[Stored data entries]
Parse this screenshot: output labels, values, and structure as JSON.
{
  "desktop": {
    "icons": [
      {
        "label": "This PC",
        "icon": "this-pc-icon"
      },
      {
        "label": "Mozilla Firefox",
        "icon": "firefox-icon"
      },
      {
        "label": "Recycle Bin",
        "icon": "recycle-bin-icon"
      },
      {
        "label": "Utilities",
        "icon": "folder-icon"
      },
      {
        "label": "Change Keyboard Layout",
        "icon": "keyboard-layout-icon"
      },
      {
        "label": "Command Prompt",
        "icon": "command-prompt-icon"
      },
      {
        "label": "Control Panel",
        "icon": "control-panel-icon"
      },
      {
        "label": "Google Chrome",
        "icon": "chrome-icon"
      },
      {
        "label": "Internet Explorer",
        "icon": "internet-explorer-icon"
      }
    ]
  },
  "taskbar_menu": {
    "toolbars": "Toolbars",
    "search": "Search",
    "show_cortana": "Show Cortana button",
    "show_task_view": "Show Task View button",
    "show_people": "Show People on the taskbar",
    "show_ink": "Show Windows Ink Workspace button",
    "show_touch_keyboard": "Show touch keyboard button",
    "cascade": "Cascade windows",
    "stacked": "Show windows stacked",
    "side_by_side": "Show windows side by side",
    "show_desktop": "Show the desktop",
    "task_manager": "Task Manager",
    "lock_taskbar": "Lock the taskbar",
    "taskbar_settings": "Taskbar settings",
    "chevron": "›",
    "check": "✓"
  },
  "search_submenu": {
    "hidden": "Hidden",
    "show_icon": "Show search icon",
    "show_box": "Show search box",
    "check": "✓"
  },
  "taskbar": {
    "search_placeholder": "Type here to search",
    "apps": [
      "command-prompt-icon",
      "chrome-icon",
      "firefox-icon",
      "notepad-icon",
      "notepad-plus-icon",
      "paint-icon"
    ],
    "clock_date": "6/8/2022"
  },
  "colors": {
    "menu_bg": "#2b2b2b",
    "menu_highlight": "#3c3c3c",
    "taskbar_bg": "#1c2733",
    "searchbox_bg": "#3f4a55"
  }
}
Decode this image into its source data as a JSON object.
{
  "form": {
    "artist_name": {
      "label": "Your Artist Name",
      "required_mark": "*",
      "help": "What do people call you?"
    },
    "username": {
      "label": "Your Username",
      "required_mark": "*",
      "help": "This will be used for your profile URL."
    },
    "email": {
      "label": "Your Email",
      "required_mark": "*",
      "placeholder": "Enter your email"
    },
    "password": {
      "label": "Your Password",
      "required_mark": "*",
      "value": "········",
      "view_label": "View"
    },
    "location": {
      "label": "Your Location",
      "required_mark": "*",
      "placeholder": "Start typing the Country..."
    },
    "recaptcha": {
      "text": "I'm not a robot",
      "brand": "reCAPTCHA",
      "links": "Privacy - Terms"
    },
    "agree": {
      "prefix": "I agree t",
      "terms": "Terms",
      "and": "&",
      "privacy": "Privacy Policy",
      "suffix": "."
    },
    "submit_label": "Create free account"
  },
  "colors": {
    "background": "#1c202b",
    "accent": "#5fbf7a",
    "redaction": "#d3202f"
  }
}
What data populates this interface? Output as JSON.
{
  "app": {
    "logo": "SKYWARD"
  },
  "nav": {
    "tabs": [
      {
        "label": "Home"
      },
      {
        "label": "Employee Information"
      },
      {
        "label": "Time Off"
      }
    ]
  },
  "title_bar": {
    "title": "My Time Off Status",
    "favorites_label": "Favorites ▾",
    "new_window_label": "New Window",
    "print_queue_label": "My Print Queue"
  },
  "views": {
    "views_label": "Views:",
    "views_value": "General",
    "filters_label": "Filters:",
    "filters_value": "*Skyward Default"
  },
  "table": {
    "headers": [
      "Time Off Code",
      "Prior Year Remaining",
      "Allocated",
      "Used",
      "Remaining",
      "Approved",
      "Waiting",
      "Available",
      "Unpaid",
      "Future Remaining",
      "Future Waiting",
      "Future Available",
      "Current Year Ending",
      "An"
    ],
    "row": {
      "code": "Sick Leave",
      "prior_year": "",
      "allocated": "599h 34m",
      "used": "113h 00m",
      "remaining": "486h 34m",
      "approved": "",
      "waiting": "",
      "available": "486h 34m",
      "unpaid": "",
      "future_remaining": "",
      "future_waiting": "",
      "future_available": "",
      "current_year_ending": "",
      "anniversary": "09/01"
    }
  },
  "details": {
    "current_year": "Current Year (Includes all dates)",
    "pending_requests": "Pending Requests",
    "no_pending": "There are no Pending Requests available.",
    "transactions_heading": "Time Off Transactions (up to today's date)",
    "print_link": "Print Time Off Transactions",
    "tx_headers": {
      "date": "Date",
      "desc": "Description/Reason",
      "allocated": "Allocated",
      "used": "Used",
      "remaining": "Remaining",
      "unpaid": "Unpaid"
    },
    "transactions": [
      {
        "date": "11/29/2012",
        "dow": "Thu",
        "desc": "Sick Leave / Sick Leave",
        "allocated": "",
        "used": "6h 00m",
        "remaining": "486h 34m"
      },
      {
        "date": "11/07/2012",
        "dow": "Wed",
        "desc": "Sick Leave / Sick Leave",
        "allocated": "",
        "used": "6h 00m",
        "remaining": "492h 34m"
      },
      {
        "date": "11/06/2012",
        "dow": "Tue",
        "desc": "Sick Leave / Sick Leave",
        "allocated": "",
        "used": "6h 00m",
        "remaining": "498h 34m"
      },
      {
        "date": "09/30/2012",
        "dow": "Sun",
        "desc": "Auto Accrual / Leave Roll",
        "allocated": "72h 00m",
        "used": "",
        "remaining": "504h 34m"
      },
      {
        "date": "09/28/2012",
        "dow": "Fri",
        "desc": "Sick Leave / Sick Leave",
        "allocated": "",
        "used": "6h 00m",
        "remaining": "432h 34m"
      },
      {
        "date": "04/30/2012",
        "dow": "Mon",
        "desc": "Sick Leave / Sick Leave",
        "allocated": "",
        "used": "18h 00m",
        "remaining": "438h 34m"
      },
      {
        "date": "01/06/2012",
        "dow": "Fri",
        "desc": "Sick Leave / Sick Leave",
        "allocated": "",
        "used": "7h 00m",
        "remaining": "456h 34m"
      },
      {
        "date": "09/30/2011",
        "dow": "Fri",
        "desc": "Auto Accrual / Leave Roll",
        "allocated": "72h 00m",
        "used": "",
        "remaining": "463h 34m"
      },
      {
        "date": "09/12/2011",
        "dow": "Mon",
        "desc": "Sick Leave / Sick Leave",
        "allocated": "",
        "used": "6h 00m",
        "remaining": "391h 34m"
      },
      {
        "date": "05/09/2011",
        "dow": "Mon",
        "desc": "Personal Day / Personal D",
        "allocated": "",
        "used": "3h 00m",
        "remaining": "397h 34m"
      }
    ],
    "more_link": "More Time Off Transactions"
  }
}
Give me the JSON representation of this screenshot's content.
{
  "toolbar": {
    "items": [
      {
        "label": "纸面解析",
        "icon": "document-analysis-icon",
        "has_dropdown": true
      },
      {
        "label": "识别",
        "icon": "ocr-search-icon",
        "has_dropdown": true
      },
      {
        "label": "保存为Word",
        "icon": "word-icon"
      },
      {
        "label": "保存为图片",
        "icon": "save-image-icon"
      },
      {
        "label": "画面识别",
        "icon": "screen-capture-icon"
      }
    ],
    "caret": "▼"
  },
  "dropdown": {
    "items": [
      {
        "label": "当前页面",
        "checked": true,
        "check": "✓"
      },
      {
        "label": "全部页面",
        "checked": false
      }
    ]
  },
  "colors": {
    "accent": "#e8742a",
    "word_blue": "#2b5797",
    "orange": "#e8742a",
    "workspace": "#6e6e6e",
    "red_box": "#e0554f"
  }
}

**Prompt:** Reproduce all data above, unchanged.

**Response to the task:**
Parse this screenshot: output labels, values, and structure as JSON.
{
  "desktop": {
    "icons": [
      {
        "label": "This PC",
        "icon": "this-pc-icon"
      },
      {
        "label": "Mozilla Firefox",
        "icon": "firefox-icon"
      },
      {
        "label": "Recycle Bin",
        "icon": "recycle-bin-icon"
      },
      {
        "label": "Utilities",
        "icon": "folder-icon"
      },
      {
        "label": "Change Keyboard Layout",
        "icon": "keyboard-layout-icon"
      },
      {
        "label": "Command Prompt",
        "icon": "command-prompt-icon"
      },
      {
        "label": "Control Panel",
        "icon": "control-panel-icon"
      },
      {
        "label": "Google Chrome",
        "icon": "chrome-icon"
      },
      {
        "label": "Internet Explorer",
        "icon": "internet-explorer-icon"
      }
    ]
  },
  "taskbar_menu": {
    "toolbars": "Toolbars",
    "search": "Search",
    "show_cortana": "Show Cortana button",
    "show_task_view": "Show Task View button",
    "show_people": "Show People on the taskbar",
    "show_ink": "Show Windows Ink Workspace button",
    "show_touch_keyboard": "Show touch keyboard button",
    "cascade": "Cascade windows",
    "stacked": "Show windows stacked",
    "side_by_side": "Show windows side by side",
    "show_desktop": "Show the desktop",
    "task_manager": "Task Manager",
    "lock_taskbar": "Lock the taskbar",
    "taskbar_settings": "Taskbar settings",
    "chevron": "›",
    "check": "✓"
  },
  "search_submenu": {
    "hidden": "Hidden",
    "show_icon": "Show search icon",
    "show_box": "Show search box",
    "check": "✓"
  },
  "taskbar": {
    "search_placeholder": "Type here to search",
    "apps": [
      "command-prompt-icon",
      "chrome-icon",
      "firefox-icon",
      "notepad-icon",
      "notepad-plus-icon",
      "paint-icon"
    ],
    "clock_date": "6/8/2022"
  },
  "colors": {
    "menu_bg": "#2b2b2b",
    "menu_highlight": "#3c3c3c",
    "taskbar_bg": "#1c2733",
    "searchbox_bg": "#3f4a55"
  }
}
Decode this image into its source data as a JSON object.
{
  "form": {
    "artist_name": {
      "label": "Your Artist Name",
      "required_mark": "*",
      "help": "What do people call you?"
    },
    "username": {
      "label": "Your Username",
      "required_mark": "*",
      "help": "This will be used for your profile URL."
    },
    "email": {
      "label": "Your Email",
      "required_mark": "*",
      "placeholder": "Enter your email"
    },
    "password": {
      "label": "Your Password",
      "required_mark": "*",
      "value": "········",
      "view_label": "View"
    },
    "location": {
      "label": "Your Location",
      "required_mark": "*",
      "placeholder": "Start typing the Country..."
    },
    "recaptcha": {
      "text": "I'm not a robot",
      "brand": "reCAPTCHA",
      "links": "Privacy - Terms"
    },
    "agree": {
      "prefix": "I agree t",
      "terms": "Terms",
      "and": "&",
      "privacy": "Privacy Policy",
      "suffix": "."
    },
    "submit_label": "Create free account"
  },
  "colors": {
    "background": "#1c202b",
    "accent": "#5fbf7a",
    "redaction": "#d3202f"
  }
}
What data populates this interface? Output as JSON.
{
  "app": {
    "logo": "SKYWARD"
  },
  "nav": {
    "tabs": [
      {
        "label": "Home"
      },
      {
        "label": "Employee Information"
      },
      {
        "label": "Time Off"
      }
    ]
  },
  "title_bar": {
    "title": "My Time Off Status",
    "favorites_label": "Favorites ▾",
    "new_window_label": "New Window",
    "print_queue_label": "My Print Queue"
  },
  "views": {
    "views_label": "Views:",
    "views_value": "General",
    "filters_label": "Filters:",
    "filters_value": "*Skyward Default"
  },
  "table": {
    "headers": [
      "Time Off Code",
      "Prior Year Remaining",
      "Allocated",
      "Used",
      "Remaining",
      "Approved",
      "Waiting",
      "Available",
      "Unpaid",
      "Future Remaining",
      "Future Waiting",
      "Future Available",
      "Current Year Ending",
      "An"
    ],
    "row": {
      "code": "Sick Leave",
      "prior_year": "",
      "allocated": "599h 34m",
      "used": "113h 00m",
      "remaining": "486h 34m",
      "approved": "",
      "waiting": "",
      "available": "486h 34m",
      "unpaid": "",
      "future_remaining": "",
      "future_waiting": "",
      "future_available": "",
      "current_year_ending": "",
      "anniversary": "09/01"
    }
  },
  "details": {
    "current_year": "Current Year (Includes all dates)",
    "pending_requests": "Pending Requests",
    "no_pending": "There are no Pending Requests available.",
    "transactions_heading": "Time Off Transactions (up to today's date)",
    "print_link": "Print Time Off Transactions",
    "tx_headers": {
      "date": "Date",
      "desc": "Description/Reason",
      "allocated": "Allocated",
      "used": "Used",
      "remaining": "Remaining",
      "unpaid": "Unpaid"
    },
    "transactions": [
      {
        "date": "11/29/2012",
        "dow": "Thu",
        "desc": "Sick Leave / Sick Leave",
        "allocated": "",
        "used": "6h 00m",
        "remaining": "486h 34m"
      },
      {
        "date": "11/07/2012",
        "dow": "Wed",
        "desc": "Sick Leave / Sick Leave",
        "allocated": "",
        "used": "6h 00m",
        "remaining": "492h 34m"
      },
      {
        "date": "11/06/2012",
        "dow": "Tue",
        "desc": "Sick Leave / Sick Leave",
        "allocated": "",
        "used": "6h 00m",
        "remaining": "498h 34m"
      },
      {
        "date": "09/30/2012",
        "dow": "Sun",
        "desc": "Auto Accrual / Leave Roll",
        "allocated": "72h 00m",
        "used": "",
        "remaining": "504h 34m"
      },
      {
        "date": "09/28/2012",
        "dow": "Fri",
        "desc": "Sick Leave / Sick Leave",
        "allocated": "",
        "used": "6h 00m",
        "remaining": "432h 34m"
      },
      {
        "date": "04/30/2012",
        "dow": "Mon",
        "desc": "Sick Leave / Sick Leave",
        "allocated": "",
        "used": "18h 00m",
        "remaining": "438h 34m"
      },
      {
        "date": "01/06/2012",
        "dow": "Fri",
        "desc": "Sick Leave / Sick Leave",
        "allocated": "",
        "used": "7h 00m",
        "remaining": "456h 34m"
      },
      {
        "date": "09/30/2011",
        "dow": "Fri",
        "desc": "Auto Accrual / Leave Roll",
        "allocated": "72h 00m",
        "used": "",
        "remaining": "463h 34m"
      },
      {
        "date": "09/12/2011",
        "dow": "Mon",
        "desc": "Sick Leave / Sick Leave",
        "allocated": "",
        "used": "6h 00m",
        "remaining": "391h 34m"
      },
      {
        "date": "05/09/2011",
        "dow": "Mon",
        "desc": "Personal Day / Personal D",
        "allocated": "",
        "used": "3h 00m",
        "remaining": "397h 34m"
      }
    ],
    "more_link": "More Time Off Transactions"
  }
}
Give me the JSON representation of this screenshot's content.
{
  "toolbar": {
    "items": [
      {
        "label": "纸面解析",
        "icon": "document-analysis-icon",
        "has_dropdown": true
      },
      {
        "label": "识别",
        "icon": "ocr-search-icon",
        "has_dropdown": true
      },
      {
        "label": "保存为Word",
        "icon": "word-icon"
      },
      {
        "label": "保存为图片",
        "icon": "save-image-icon"
      },
      {
        "label": "画面识别",
        "icon": "screen-capture-icon"
      }
    ],
    "caret": "▼"
  },
  "dropdown": {
    "items": [
      {
        "label": "当前页面",
        "checked": true,
        "check": "✓"
      },
      {
        "label": "全部页面",
        "checked": false
      }
    ]
  },
  "colors": {
    "accent": "#e8742a",
    "word_blue": "#2b5797",
    "orange": "#e8742a",
    "workspace": "#6e6e6e",
    "red_box": "#e0554f"
  }
}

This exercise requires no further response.